# Aim of the task
Could you transcribe every record below exactly as written, leaving out any pictures?

# Exercise material
►

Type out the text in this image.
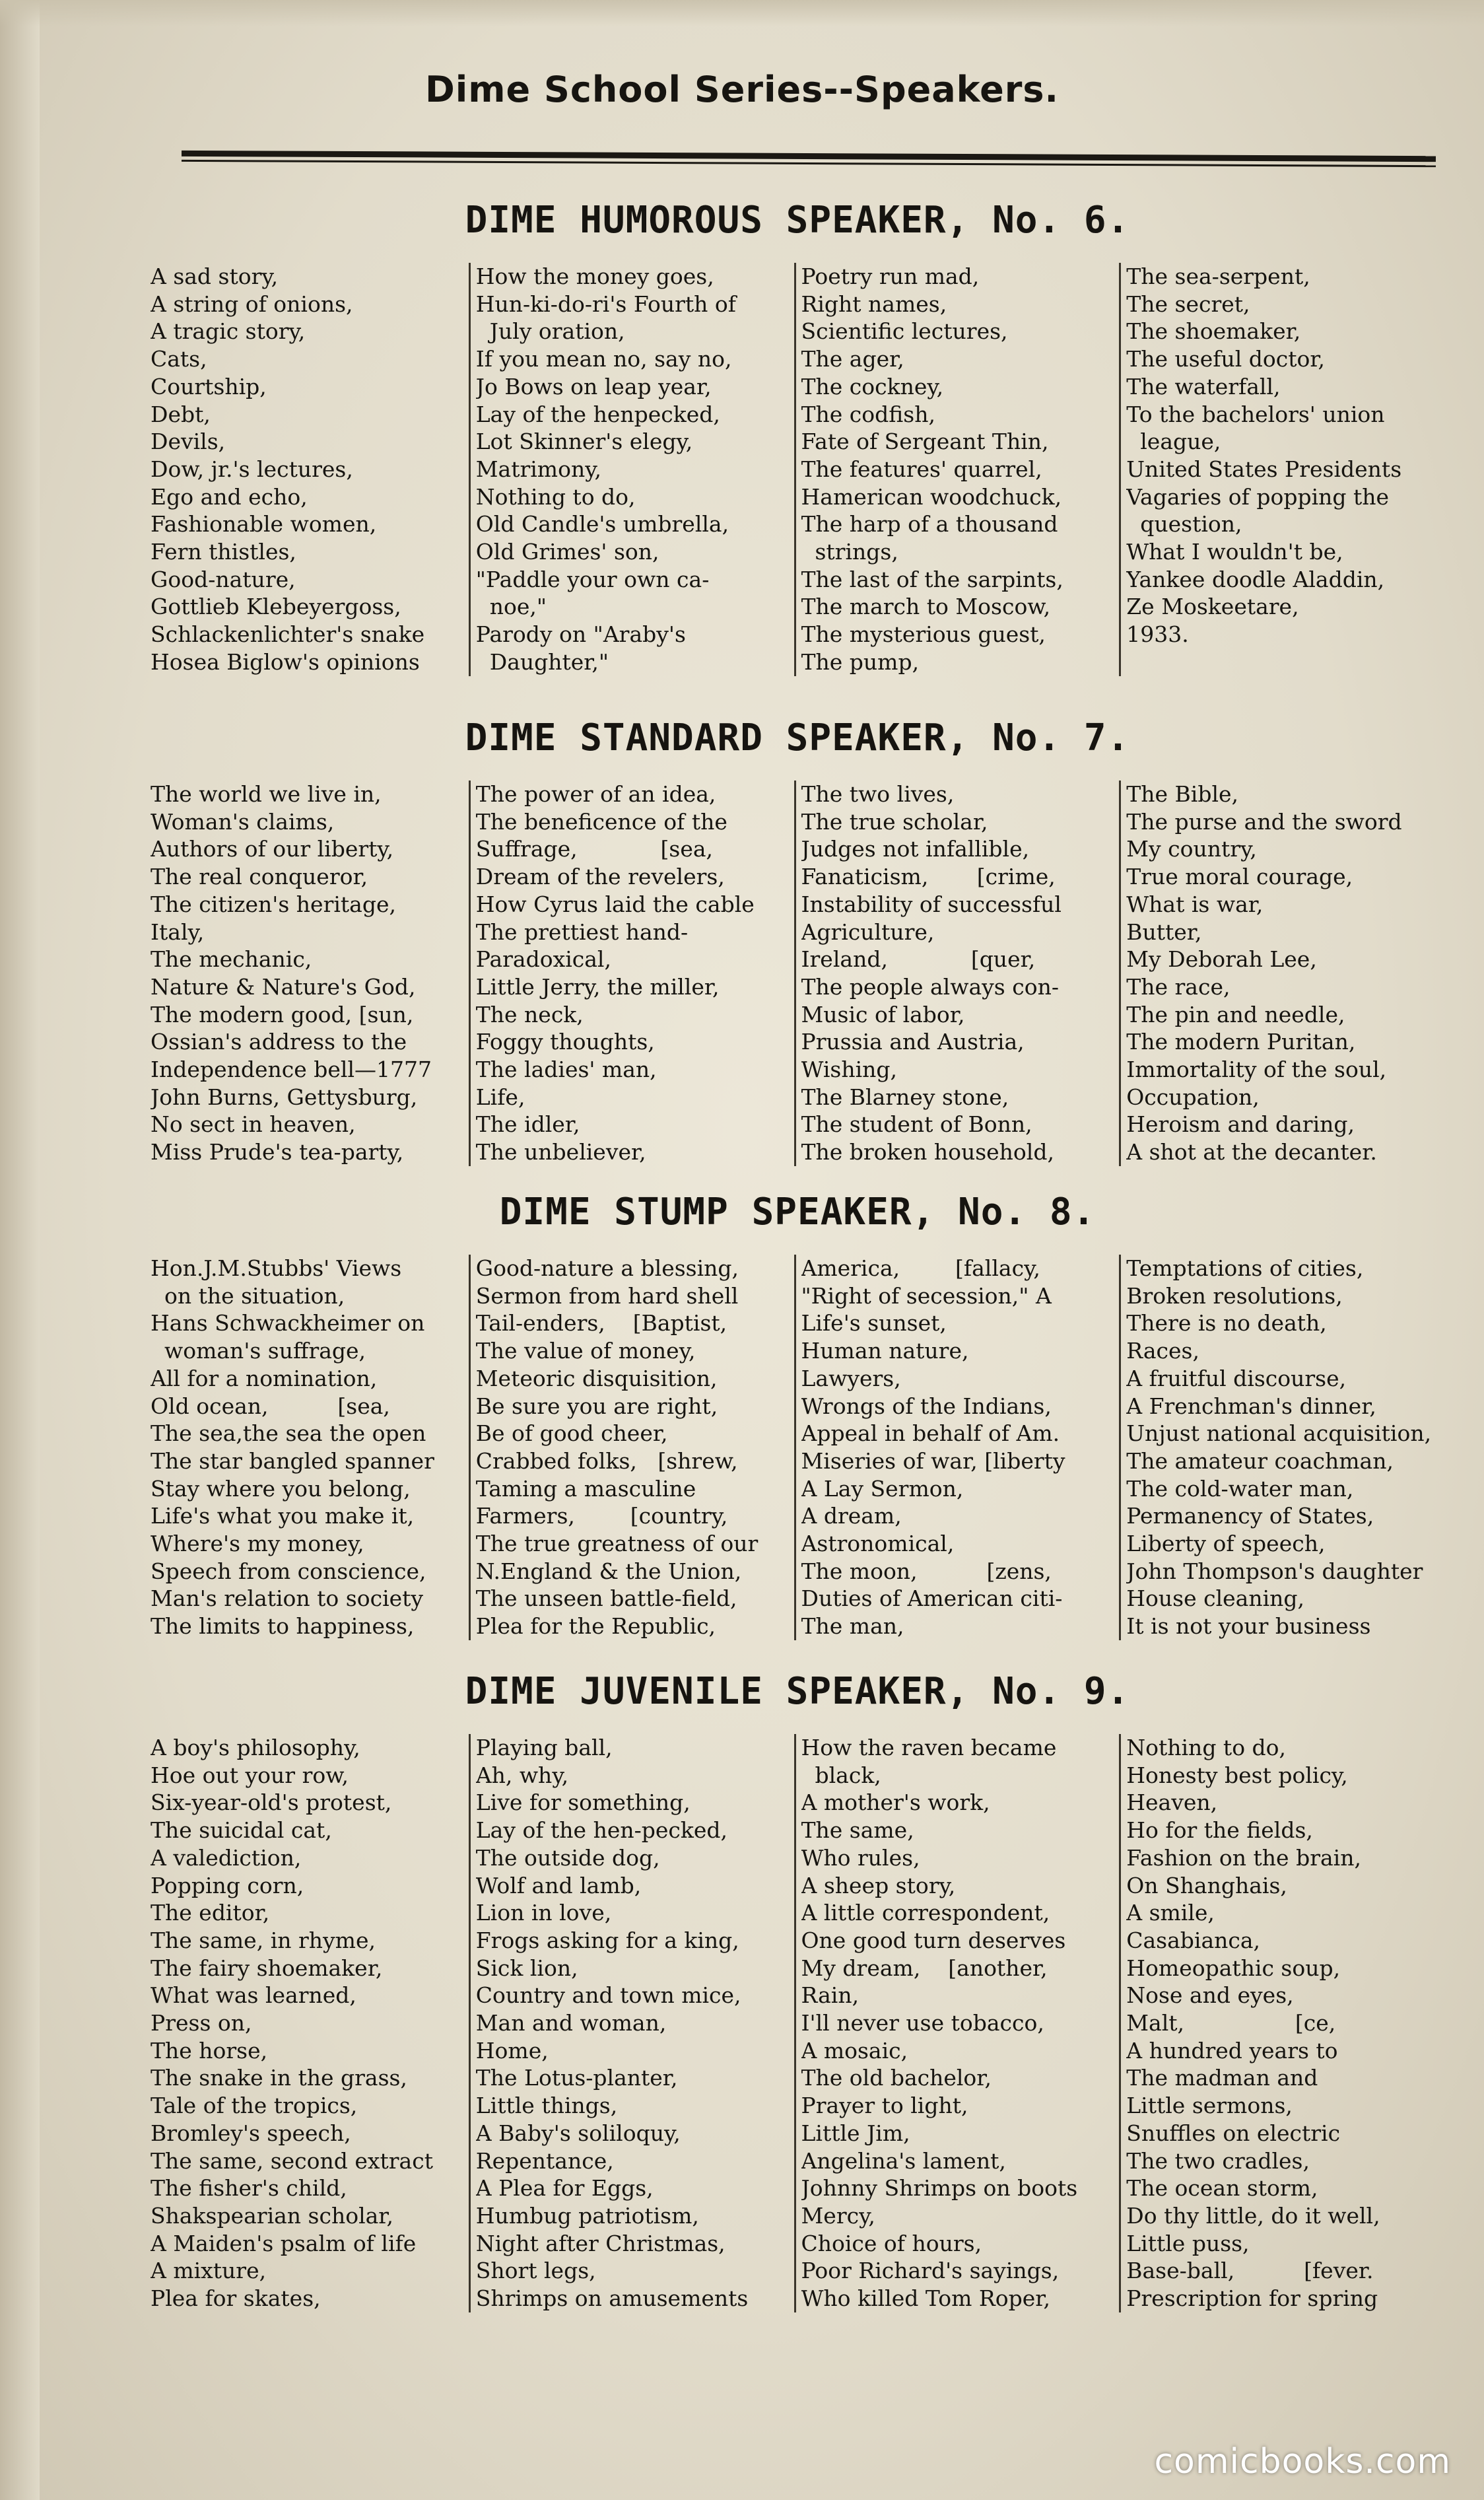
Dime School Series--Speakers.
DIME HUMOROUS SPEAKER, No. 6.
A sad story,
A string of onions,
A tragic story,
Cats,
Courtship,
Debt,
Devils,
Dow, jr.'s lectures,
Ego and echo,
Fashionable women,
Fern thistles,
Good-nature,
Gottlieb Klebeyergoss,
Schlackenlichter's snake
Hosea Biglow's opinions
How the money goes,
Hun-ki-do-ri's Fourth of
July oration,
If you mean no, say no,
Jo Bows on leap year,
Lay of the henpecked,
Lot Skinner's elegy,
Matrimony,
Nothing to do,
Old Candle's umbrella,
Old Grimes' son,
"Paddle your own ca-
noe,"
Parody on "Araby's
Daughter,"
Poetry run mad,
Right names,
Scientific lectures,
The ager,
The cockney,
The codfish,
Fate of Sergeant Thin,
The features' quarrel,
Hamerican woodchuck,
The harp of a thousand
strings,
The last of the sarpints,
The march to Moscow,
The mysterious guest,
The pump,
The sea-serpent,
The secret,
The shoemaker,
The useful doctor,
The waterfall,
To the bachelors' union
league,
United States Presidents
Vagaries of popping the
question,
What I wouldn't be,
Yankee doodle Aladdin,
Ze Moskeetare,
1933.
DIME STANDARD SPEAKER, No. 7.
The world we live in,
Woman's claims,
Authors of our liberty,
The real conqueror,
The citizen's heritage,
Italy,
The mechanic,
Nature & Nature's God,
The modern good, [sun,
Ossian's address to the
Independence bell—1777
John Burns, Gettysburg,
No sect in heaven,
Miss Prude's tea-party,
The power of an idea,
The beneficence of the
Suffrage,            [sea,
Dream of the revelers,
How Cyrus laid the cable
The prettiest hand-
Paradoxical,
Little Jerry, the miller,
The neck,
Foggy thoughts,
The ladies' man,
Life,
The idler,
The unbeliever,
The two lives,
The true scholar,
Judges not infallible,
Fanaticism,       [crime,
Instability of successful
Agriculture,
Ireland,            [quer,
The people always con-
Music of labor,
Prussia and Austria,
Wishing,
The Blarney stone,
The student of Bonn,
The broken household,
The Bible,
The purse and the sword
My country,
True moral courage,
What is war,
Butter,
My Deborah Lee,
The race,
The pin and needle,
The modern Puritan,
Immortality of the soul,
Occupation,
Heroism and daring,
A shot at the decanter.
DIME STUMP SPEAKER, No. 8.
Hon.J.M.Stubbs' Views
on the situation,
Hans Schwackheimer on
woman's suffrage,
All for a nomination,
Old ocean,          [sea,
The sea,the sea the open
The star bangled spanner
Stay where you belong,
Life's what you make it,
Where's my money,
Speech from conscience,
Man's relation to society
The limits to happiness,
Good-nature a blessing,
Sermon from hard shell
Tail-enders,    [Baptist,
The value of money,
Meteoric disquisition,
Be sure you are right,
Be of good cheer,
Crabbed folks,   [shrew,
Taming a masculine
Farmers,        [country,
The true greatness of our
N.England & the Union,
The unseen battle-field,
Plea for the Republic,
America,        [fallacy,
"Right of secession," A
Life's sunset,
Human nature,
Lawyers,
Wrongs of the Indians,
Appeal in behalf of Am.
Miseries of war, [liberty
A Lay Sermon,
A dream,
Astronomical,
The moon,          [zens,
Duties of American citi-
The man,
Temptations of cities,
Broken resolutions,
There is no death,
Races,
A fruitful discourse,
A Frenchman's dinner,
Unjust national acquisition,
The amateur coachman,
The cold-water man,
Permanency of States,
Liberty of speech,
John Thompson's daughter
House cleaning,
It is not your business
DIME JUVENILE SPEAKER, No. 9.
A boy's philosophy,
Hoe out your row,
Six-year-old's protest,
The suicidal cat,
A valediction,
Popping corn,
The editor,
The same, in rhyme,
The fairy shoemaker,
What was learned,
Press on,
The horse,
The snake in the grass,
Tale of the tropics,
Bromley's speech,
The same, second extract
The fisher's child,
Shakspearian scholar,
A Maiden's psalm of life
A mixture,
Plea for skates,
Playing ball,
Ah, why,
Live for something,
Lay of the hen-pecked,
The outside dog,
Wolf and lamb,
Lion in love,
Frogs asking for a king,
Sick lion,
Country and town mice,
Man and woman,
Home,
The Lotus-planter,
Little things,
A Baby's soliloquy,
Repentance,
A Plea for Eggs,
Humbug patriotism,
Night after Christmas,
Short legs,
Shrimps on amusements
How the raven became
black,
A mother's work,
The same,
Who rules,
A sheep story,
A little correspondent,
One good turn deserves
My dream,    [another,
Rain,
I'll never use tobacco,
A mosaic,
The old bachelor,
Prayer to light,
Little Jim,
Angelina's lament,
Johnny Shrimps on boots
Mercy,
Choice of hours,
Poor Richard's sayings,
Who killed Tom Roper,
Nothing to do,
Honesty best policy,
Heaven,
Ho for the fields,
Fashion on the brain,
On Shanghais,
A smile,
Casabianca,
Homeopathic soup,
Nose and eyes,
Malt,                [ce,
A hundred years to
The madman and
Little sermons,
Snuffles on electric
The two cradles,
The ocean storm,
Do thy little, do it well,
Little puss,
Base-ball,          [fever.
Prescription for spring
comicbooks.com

◄

# Output for this exercise
Type out the text in this image.
Dime School Series--Speakers.
DIME HUMOROUS SPEAKER, No. 6.
A sad story,
A string of onions,
A tragic story,
Cats,
Courtship,
Debt,
Devils,
Dow, jr.'s lectures,
Ego and echo,
Fashionable women,
Fern thistles,
Good-nature,
Gottlieb Klebeyergoss,
Schlackenlichter's snake
Hosea Biglow's opinions
How the money goes,
Hun-ki-do-ri's Fourth of
July oration,
If you mean no, say no,
Jo Bows on leap year,
Lay of the henpecked,
Lot Skinner's elegy,
Matrimony,
Nothing to do,
Old Candle's umbrella,
Old Grimes' son,
"Paddle your own ca-
noe,"
Parody on "Araby's
Daughter,"
Poetry run mad,
Right names,
Scientific lectures,
The ager,
The cockney,
The codfish,
Fate of Sergeant Thin,
The features' quarrel,
Hamerican woodchuck,
The harp of a thousand
strings,
The last of the sarpints,
The march to Moscow,
The mysterious guest,
The pump,
The sea-serpent,
The secret,
The shoemaker,
The useful doctor,
The waterfall,
To the bachelors' union
league,
United States Presidents
Vagaries of popping the
question,
What I wouldn't be,
Yankee doodle Aladdin,
Ze Moskeetare,
1933.
DIME STANDARD SPEAKER, No. 7.
The world we live in,
Woman's claims,
Authors of our liberty,
The real conqueror,
The citizen's heritage,
Italy,
The mechanic,
Nature & Nature's God,
The modern good, [sun,
Ossian's address to the
Independence bell—1777
John Burns, Gettysburg,
No sect in heaven,
Miss Prude's tea-party,
The power of an idea,
The beneficence of the
Suffrage,            [sea,
Dream of the revelers,
How Cyrus laid the cable
The prettiest hand-
Paradoxical,
Little Jerry, the miller,
The neck,
Foggy thoughts,
The ladies' man,
Life,
The idler,
The unbeliever,
The two lives,
The true scholar,
Judges not infallible,
Fanaticism,       [crime,
Instability of successful
Agriculture,
Ireland,            [quer,
The people always con-
Music of labor,
Prussia and Austria,
Wishing,
The Blarney stone,
The student of Bonn,
The broken household,
The Bible,
The purse and the sword
My country,
True moral courage,
What is war,
Butter,
My Deborah Lee,
The race,
The pin and needle,
The modern Puritan,
Immortality of the soul,
Occupation,
Heroism and daring,
A shot at the decanter.
DIME STUMP SPEAKER, No. 8.
Hon.J.M.Stubbs' Views
on the situation,
Hans Schwackheimer on
woman's suffrage,
All for a nomination,
Old ocean,          [sea,
The sea,the sea the open
The star bangled spanner
Stay where you belong,
Life's what you make it,
Where's my money,
Speech from conscience,
Man's relation to society
The limits to happiness,
Good-nature a blessing,
Sermon from hard shell
Tail-enders,    [Baptist,
The value of money,
Meteoric disquisition,
Be sure you are right,
Be of good cheer,
Crabbed folks,   [shrew,
Taming a masculine
Farmers,        [country,
The true greatness of our
N.England & the Union,
The unseen battle-field,
Plea for the Republic,
America,        [fallacy,
"Right of secession," A
Life's sunset,
Human nature,
Lawyers,
Wrongs of the Indians,
Appeal in behalf of Am.
Miseries of war, [liberty
A Lay Sermon,
A dream,
Astronomical,
The moon,          [zens,
Duties of American citi-
The man,
Temptations of cities,
Broken resolutions,
There is no death,
Races,
A fruitful discourse,
A Frenchman's dinner,
Unjust national acquisition,
The amateur coachman,
The cold-water man,
Permanency of States,
Liberty of speech,
John Thompson's daughter
House cleaning,
It is not your business
DIME JUVENILE SPEAKER, No. 9.
A boy's philosophy,
Hoe out your row,
Six-year-old's protest,
The suicidal cat,
A valediction,
Popping corn,
The editor,
The same, in rhyme,
The fairy shoemaker,
What was learned,
Press on,
The horse,
The snake in the grass,
Tale of the tropics,
Bromley's speech,
The same, second extract
The fisher's child,
Shakspearian scholar,
A Maiden's psalm of life
A mixture,
Plea for skates,
Playing ball,
Ah, why,
Live for something,
Lay of the hen-pecked,
The outside dog,
Wolf and lamb,
Lion in love,
Frogs asking for a king,
Sick lion,
Country and town mice,
Man and woman,
Home,
The Lotus-planter,
Little things,
A Baby's soliloquy,
Repentance,
A Plea for Eggs,
Humbug patriotism,
Night after Christmas,
Short legs,
Shrimps on amusements
How the raven became
black,
A mother's work,
The same,
Who rules,
A sheep story,
A little correspondent,
One good turn deserves
My dream,    [another,
Rain,
I'll never use tobacco,
A mosaic,
The old bachelor,
Prayer to light,
Little Jim,
Angelina's lament,
Johnny Shrimps on boots
Mercy,
Choice of hours,
Poor Richard's sayings,
Who killed Tom Roper,
Nothing to do,
Honesty best policy,
Heaven,
Ho for the fields,
Fashion on the brain,
On Shanghais,
A smile,
Casabianca,
Homeopathic soup,
Nose and eyes,
Malt,                [ce,
A hundred years to
The madman and
Little sermons,
Snuffles on electric
The two cradles,
The ocean storm,
Do thy little, do it well,
Little puss,
Base-ball,          [fever.
Prescription for spring
comicbooks.com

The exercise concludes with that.